Material provided:

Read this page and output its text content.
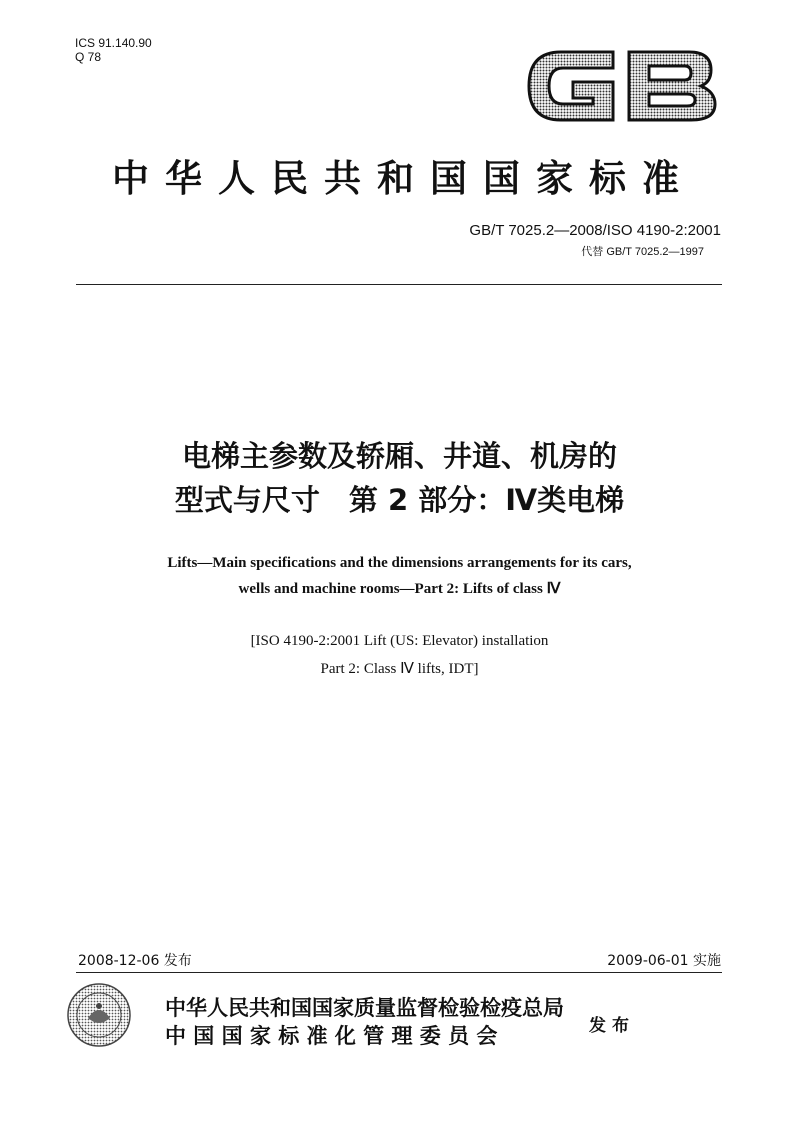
ICS 91.140.90
Q 78
中华人民共和国国家标准
GB/T 7025.2—2008/ISO 4190-2:2001
代替 GB/T 7025.2—1997
电梯主参数及轿厢、井道、机房的
型式与尺寸　第 2 部分：Ⅳ类电梯
Lifts—Main specifications and the dimensions arrangements for its cars,
wells and machine rooms—Part 2: Lifts of class Ⅳ
[ISO 4190-2:2001 Lift (US: Elevator) installation
Part 2: Class Ⅳ lifts, IDT]
2008-12-06 发布	2009-06-01 实施
中华人民共和国国家质量监督检验检疫总局
中 国 国 家 标 准 化 管 理 委 员 会	发布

Written exercise:
Reproduce all of the entries word for word, skipping any pictures they hold.

Response:
Read this page and output its text content.
ICS 91.140.90
Q 78
中华人民共和国国家标准
GB/T 7025.2—2008/ISO 4190-2:2001
代替 GB/T 7025.2—1997
电梯主参数及轿厢、井道、机房的
型式与尺寸　第 2 部分：Ⅳ类电梯
Lifts—Main specifications and the dimensions arrangements for its cars,
wells and machine rooms—Part 2: Lifts of class Ⅳ
[ISO 4190-2:2001 Lift (US: Elevator) installation
Part 2: Class Ⅳ lifts, IDT]
2008-12-06 发布	2009-06-01 实施
中华人民共和国国家质量监督检验检疫总局
中 国 国 家 标 准 化 管 理 委 员 会	发布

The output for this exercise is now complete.